JOB:
Copy out the entries below in full and exactly.

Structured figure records
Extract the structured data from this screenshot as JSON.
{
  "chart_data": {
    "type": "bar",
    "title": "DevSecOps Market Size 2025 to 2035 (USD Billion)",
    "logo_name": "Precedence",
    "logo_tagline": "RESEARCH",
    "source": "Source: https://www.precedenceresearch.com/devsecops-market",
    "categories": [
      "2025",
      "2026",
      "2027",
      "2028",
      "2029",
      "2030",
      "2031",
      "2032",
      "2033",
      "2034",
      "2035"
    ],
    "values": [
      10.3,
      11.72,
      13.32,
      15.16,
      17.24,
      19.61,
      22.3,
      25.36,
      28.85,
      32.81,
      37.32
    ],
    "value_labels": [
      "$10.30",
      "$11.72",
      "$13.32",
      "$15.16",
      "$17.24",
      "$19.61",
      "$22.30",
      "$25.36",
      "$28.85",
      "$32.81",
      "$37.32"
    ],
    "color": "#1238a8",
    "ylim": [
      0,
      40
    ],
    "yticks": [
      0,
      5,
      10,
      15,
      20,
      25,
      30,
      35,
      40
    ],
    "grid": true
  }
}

COMPLETED EXERCISE:
Extract the structured data from this screenshot as JSON.
{
  "chart_data": {
    "type": "bar",
    "title": "DevSecOps Market Size 2025 to 2035 (USD Billion)",
    "logo_name": "Precedence",
    "logo_tagline": "RESEARCH",
    "source": "Source: https://www.precedenceresearch.com/devsecops-market",
    "categories": [
      "2025",
      "2026",
      "2027",
      "2028",
      "2029",
      "2030",
      "2031",
      "2032",
      "2033",
      "2034",
      "2035"
    ],
    "values": [
      10.3,
      11.72,
      13.32,
      15.16,
      17.24,
      19.61,
      22.3,
      25.36,
      28.85,
      32.81,
      37.32
    ],
    "value_labels": [
      "$10.30",
      "$11.72",
      "$13.32",
      "$15.16",
      "$17.24",
      "$19.61",
      "$22.30",
      "$25.36",
      "$28.85",
      "$32.81",
      "$37.32"
    ],
    "color": "#1238a8",
    "ylim": [
      0,
      40
    ],
    "yticks": [
      0,
      5,
      10,
      15,
      20,
      25,
      30,
      35,
      40
    ],
    "grid": true
  }
}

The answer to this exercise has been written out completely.